Joe Biden: ‘No’ Crisis on the Southern Border — ‘We’ll Be Able to Handle It’

unaccompanied minors
Omar Torres/AFP/Getty

President Joe Biden said Tuesday that he did not believe there was a migration crisis on the southern border.

Biden commented after concluding remarks about the ongoing national effort to develop and deliver coronavirus vaccines.

One reporter asked the president if he believed there was a crisis on the southern border.

“No,” he replied. “We’ll be able to handle it. God willing.”

Biden confirmed he was briefed on the looming surge of unattended migrant children at the border.

When he was asked what he learned, the president replied shortly “A lot.”

The Department of Homeland Security predicts there will be 117,000 unaccompanied child migrants crossing the border in 2021, according to an Axios report.

Additionally, officials advised that the United States would need 20,000 beds to house incoming child migrants.

In January alone, 6,000 migrants aged 16 and 17 were caught, according to the prepared report.

Biden commented after Department of Homeland Security Secretary Alejandro Mayorkas first declared Monday that there was no crisis on the border.

“I think the answer is no,” Mayorkas said when asked by a reporter if there was a crisis on the border. “I think there is a challenge at the border that we are managing, and we have our resources dedicated to managing it.”

Mayorkas even said that unattended migrant children could still come to the United States, but he urged them to wait.

“We are not saying don’t come,” he said. “We are saying don’t come now, because we will be able to deliver a safe and orderly process to them as quickly as possible.”

· · · · ·

## Complete the following
1. In the article on Biden and the southern border, how many beds did officials say the United States would need for incoming child migrants?
2. From the border article, return the passage word for word, starting at the words "Joe Biden: ‘No’" and ending after "migration crisis on the southern border.".

· · · · ·

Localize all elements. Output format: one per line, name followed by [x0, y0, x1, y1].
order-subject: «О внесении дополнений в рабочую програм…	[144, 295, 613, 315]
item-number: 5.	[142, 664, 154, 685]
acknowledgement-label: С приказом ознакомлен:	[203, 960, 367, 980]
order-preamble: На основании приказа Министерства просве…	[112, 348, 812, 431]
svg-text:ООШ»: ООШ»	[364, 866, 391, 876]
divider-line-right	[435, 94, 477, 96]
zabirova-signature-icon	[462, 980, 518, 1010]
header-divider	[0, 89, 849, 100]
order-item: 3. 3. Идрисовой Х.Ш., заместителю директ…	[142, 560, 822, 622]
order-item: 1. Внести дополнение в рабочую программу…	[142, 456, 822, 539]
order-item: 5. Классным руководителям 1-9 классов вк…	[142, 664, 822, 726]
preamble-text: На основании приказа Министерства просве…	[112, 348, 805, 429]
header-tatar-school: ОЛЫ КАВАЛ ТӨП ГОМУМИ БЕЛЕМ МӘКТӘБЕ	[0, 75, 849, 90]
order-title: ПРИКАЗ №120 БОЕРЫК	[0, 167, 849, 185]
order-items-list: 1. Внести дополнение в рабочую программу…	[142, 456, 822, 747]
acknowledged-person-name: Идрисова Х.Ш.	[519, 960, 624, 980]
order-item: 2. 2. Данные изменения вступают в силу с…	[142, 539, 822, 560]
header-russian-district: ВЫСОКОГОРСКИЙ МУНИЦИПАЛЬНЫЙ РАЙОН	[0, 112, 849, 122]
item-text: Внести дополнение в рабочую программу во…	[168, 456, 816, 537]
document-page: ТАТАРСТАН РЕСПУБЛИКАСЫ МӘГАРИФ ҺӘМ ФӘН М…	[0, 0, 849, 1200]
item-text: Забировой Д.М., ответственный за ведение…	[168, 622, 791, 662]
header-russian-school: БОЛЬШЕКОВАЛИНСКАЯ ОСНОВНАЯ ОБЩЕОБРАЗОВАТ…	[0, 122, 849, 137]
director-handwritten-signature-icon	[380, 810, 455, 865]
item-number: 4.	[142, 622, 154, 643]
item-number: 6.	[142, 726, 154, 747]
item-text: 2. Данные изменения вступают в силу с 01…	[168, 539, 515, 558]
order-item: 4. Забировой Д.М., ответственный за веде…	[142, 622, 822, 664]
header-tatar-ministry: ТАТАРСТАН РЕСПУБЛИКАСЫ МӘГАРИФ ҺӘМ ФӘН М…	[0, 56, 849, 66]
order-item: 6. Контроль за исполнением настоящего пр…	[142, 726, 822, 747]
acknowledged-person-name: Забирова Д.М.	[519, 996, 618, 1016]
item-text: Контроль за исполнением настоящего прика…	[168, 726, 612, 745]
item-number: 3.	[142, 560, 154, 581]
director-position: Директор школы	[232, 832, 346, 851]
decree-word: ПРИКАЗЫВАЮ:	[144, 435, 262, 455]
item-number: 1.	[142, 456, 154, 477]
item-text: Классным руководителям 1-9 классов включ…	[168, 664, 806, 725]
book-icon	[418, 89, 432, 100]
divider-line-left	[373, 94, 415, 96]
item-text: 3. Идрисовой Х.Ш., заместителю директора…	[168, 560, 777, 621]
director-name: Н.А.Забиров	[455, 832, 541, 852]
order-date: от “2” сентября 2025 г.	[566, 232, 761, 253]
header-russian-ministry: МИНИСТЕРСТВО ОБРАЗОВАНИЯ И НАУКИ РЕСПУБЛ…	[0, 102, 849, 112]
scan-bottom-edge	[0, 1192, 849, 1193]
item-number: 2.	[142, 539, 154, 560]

· · · · ·

## Answers provided
1. 20,000 beds

2.
Joe Biden: ‘No’ Crisis on the Southern Border — ‘We’ll Be Able to Handle It’

unaccompanied minors
Omar Torres/AFP/Getty

President Joe Biden said Tuesday that he did not believe there was a migration crisis on the southern border.